Stored dataset items:

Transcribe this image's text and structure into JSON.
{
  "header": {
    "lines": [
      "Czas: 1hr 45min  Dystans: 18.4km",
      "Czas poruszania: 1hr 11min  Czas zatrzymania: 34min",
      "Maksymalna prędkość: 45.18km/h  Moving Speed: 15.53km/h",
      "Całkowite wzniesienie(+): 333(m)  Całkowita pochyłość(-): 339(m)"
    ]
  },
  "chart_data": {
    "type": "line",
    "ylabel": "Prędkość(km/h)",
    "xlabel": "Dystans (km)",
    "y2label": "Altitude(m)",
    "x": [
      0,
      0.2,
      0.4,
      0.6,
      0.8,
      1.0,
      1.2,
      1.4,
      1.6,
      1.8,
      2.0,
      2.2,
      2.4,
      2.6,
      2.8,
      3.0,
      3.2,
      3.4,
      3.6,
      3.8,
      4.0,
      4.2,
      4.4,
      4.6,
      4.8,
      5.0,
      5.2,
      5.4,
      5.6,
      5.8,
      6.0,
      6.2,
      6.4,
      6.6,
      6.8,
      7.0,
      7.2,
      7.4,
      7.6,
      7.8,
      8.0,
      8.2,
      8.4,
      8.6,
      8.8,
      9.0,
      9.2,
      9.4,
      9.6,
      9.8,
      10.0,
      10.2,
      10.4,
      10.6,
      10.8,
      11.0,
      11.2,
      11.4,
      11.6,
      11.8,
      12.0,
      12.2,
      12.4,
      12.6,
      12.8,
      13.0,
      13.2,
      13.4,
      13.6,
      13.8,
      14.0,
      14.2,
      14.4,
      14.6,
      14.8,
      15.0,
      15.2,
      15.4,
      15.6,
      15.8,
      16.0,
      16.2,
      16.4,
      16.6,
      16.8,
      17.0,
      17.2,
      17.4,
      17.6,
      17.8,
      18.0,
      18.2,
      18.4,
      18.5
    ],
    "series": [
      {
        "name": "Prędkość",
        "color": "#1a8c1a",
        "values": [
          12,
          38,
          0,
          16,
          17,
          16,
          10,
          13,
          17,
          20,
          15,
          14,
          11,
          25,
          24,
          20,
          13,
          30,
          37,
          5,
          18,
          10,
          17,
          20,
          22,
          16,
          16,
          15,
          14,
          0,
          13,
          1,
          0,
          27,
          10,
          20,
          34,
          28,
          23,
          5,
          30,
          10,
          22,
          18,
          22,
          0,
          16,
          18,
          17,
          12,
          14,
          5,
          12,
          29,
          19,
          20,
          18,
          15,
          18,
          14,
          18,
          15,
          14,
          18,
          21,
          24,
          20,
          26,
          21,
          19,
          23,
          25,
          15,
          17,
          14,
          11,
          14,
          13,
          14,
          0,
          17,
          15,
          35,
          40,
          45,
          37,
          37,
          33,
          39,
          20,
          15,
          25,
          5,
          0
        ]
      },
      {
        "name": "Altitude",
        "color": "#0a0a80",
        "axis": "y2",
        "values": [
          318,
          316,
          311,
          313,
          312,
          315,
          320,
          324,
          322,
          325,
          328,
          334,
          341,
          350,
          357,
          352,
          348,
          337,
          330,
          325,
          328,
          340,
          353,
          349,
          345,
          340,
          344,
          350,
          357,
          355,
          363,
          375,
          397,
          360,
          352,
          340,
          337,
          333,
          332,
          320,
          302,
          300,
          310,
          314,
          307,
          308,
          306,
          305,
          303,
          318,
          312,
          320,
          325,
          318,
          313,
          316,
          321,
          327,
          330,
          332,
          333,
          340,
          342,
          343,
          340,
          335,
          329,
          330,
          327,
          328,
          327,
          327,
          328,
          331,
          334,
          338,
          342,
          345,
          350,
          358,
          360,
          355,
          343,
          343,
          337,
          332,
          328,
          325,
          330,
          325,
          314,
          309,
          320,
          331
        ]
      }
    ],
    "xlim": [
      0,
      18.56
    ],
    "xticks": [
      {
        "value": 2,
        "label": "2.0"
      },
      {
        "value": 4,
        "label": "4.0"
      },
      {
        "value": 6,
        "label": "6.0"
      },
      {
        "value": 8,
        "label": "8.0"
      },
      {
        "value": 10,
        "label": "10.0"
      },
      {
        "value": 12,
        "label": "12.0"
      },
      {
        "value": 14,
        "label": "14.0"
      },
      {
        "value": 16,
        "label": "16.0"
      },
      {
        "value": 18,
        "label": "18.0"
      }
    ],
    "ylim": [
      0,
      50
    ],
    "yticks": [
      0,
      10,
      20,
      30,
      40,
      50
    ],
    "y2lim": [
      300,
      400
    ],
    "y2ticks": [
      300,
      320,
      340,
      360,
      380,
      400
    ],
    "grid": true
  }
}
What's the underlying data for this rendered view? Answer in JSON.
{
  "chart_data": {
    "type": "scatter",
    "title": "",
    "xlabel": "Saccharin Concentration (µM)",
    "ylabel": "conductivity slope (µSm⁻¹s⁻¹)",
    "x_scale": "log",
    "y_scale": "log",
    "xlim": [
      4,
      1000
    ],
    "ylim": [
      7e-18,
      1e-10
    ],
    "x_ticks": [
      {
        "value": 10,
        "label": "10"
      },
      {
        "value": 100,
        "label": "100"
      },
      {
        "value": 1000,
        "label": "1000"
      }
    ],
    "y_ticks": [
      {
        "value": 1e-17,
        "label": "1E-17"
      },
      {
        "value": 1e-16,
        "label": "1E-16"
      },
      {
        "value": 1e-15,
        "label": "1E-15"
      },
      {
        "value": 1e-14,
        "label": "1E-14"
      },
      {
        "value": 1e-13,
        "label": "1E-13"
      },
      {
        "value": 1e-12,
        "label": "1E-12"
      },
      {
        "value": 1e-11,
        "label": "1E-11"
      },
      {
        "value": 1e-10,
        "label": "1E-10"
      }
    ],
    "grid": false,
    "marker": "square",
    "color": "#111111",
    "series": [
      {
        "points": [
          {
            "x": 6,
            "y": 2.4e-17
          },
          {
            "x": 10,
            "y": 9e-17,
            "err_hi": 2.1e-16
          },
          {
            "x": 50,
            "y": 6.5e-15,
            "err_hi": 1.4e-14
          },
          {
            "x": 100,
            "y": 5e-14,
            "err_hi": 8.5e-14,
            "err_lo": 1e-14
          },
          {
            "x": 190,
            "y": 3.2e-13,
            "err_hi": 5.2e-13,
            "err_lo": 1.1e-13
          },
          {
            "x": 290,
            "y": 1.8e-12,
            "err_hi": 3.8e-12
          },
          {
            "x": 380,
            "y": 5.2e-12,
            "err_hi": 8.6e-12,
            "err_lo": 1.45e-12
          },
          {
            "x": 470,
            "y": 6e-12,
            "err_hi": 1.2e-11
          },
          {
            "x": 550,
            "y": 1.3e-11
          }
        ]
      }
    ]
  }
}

SET PROBLEM:
Please output the entries above, every line exactly as it reads.

TASK RESULT:
Transcribe this image's text and structure into JSON.
{
  "header": {
    "lines": [
      "Czas: 1hr 45min  Dystans: 18.4km",
      "Czas poruszania: 1hr 11min  Czas zatrzymania: 34min",
      "Maksymalna prędkość: 45.18km/h  Moving Speed: 15.53km/h",
      "Całkowite wzniesienie(+): 333(m)  Całkowita pochyłość(-): 339(m)"
    ]
  },
  "chart_data": {
    "type": "line",
    "ylabel": "Prędkość(km/h)",
    "xlabel": "Dystans (km)",
    "y2label": "Altitude(m)",
    "x": [
      0,
      0.2,
      0.4,
      0.6,
      0.8,
      1.0,
      1.2,
      1.4,
      1.6,
      1.8,
      2.0,
      2.2,
      2.4,
      2.6,
      2.8,
      3.0,
      3.2,
      3.4,
      3.6,
      3.8,
      4.0,
      4.2,
      4.4,
      4.6,
      4.8,
      5.0,
      5.2,
      5.4,
      5.6,
      5.8,
      6.0,
      6.2,
      6.4,
      6.6,
      6.8,
      7.0,
      7.2,
      7.4,
      7.6,
      7.8,
      8.0,
      8.2,
      8.4,
      8.6,
      8.8,
      9.0,
      9.2,
      9.4,
      9.6,
      9.8,
      10.0,
      10.2,
      10.4,
      10.6,
      10.8,
      11.0,
      11.2,
      11.4,
      11.6,
      11.8,
      12.0,
      12.2,
      12.4,
      12.6,
      12.8,
      13.0,
      13.2,
      13.4,
      13.6,
      13.8,
      14.0,
      14.2,
      14.4,
      14.6,
      14.8,
      15.0,
      15.2,
      15.4,
      15.6,
      15.8,
      16.0,
      16.2,
      16.4,
      16.6,
      16.8,
      17.0,
      17.2,
      17.4,
      17.6,
      17.8,
      18.0,
      18.2,
      18.4,
      18.5
    ],
    "series": [
      {
        "name": "Prędkość",
        "color": "#1a8c1a",
        "values": [
          12,
          38,
          0,
          16,
          17,
          16,
          10,
          13,
          17,
          20,
          15,
          14,
          11,
          25,
          24,
          20,
          13,
          30,
          37,
          5,
          18,
          10,
          17,
          20,
          22,
          16,
          16,
          15,
          14,
          0,
          13,
          1,
          0,
          27,
          10,
          20,
          34,
          28,
          23,
          5,
          30,
          10,
          22,
          18,
          22,
          0,
          16,
          18,
          17,
          12,
          14,
          5,
          12,
          29,
          19,
          20,
          18,
          15,
          18,
          14,
          18,
          15,
          14,
          18,
          21,
          24,
          20,
          26,
          21,
          19,
          23,
          25,
          15,
          17,
          14,
          11,
          14,
          13,
          14,
          0,
          17,
          15,
          35,
          40,
          45,
          37,
          37,
          33,
          39,
          20,
          15,
          25,
          5,
          0
        ]
      },
      {
        "name": "Altitude",
        "color": "#0a0a80",
        "axis": "y2",
        "values": [
          318,
          316,
          311,
          313,
          312,
          315,
          320,
          324,
          322,
          325,
          328,
          334,
          341,
          350,
          357,
          352,
          348,
          337,
          330,
          325,
          328,
          340,
          353,
          349,
          345,
          340,
          344,
          350,
          357,
          355,
          363,
          375,
          397,
          360,
          352,
          340,
          337,
          333,
          332,
          320,
          302,
          300,
          310,
          314,
          307,
          308,
          306,
          305,
          303,
          318,
          312,
          320,
          325,
          318,
          313,
          316,
          321,
          327,
          330,
          332,
          333,
          340,
          342,
          343,
          340,
          335,
          329,
          330,
          327,
          328,
          327,
          327,
          328,
          331,
          334,
          338,
          342,
          345,
          350,
          358,
          360,
          355,
          343,
          343,
          337,
          332,
          328,
          325,
          330,
          325,
          314,
          309,
          320,
          331
        ]
      }
    ],
    "xlim": [
      0,
      18.56
    ],
    "xticks": [
      {
        "value": 2,
        "label": "2.0"
      },
      {
        "value": 4,
        "label": "4.0"
      },
      {
        "value": 6,
        "label": "6.0"
      },
      {
        "value": 8,
        "label": "8.0"
      },
      {
        "value": 10,
        "label": "10.0"
      },
      {
        "value": 12,
        "label": "12.0"
      },
      {
        "value": 14,
        "label": "14.0"
      },
      {
        "value": 16,
        "label": "16.0"
      },
      {
        "value": 18,
        "label": "18.0"
      }
    ],
    "ylim": [
      0,
      50
    ],
    "yticks": [
      0,
      10,
      20,
      30,
      40,
      50
    ],
    "y2lim": [
      300,
      400
    ],
    "y2ticks": [
      300,
      320,
      340,
      360,
      380,
      400
    ],
    "grid": true
  }
}
What's the underlying data for this rendered view? Answer in JSON.
{
  "chart_data": {
    "type": "scatter",
    "title": "",
    "xlabel": "Saccharin Concentration (µM)",
    "ylabel": "conductivity slope (µSm⁻¹s⁻¹)",
    "x_scale": "log",
    "y_scale": "log",
    "xlim": [
      4,
      1000
    ],
    "ylim": [
      7e-18,
      1e-10
    ],
    "x_ticks": [
      {
        "value": 10,
        "label": "10"
      },
      {
        "value": 100,
        "label": "100"
      },
      {
        "value": 1000,
        "label": "1000"
      }
    ],
    "y_ticks": [
      {
        "value": 1e-17,
        "label": "1E-17"
      },
      {
        "value": 1e-16,
        "label": "1E-16"
      },
      {
        "value": 1e-15,
        "label": "1E-15"
      },
      {
        "value": 1e-14,
        "label": "1E-14"
      },
      {
        "value": 1e-13,
        "label": "1E-13"
      },
      {
        "value": 1e-12,
        "label": "1E-12"
      },
      {
        "value": 1e-11,
        "label": "1E-11"
      },
      {
        "value": 1e-10,
        "label": "1E-10"
      }
    ],
    "grid": false,
    "marker": "square",
    "color": "#111111",
    "series": [
      {
        "points": [
          {
            "x": 6,
            "y": 2.4e-17
          },
          {
            "x": 10,
            "y": 9e-17,
            "err_hi": 2.1e-16
          },
          {
            "x": 50,
            "y": 6.5e-15,
            "err_hi": 1.4e-14
          },
          {
            "x": 100,
            "y": 5e-14,
            "err_hi": 8.5e-14,
            "err_lo": 1e-14
          },
          {
            "x": 190,
            "y": 3.2e-13,
            "err_hi": 5.2e-13,
            "err_lo": 1.1e-13
          },
          {
            "x": 290,
            "y": 1.8e-12,
            "err_hi": 3.8e-12
          },
          {
            "x": 380,
            "y": 5.2e-12,
            "err_hi": 8.6e-12,
            "err_lo": 1.45e-12
          },
          {
            "x": 470,
            "y": 6e-12,
            "err_hi": 1.2e-11
          },
          {
            "x": 550,
            "y": 1.3e-11
          }
        ]
      }
    ]
  }
}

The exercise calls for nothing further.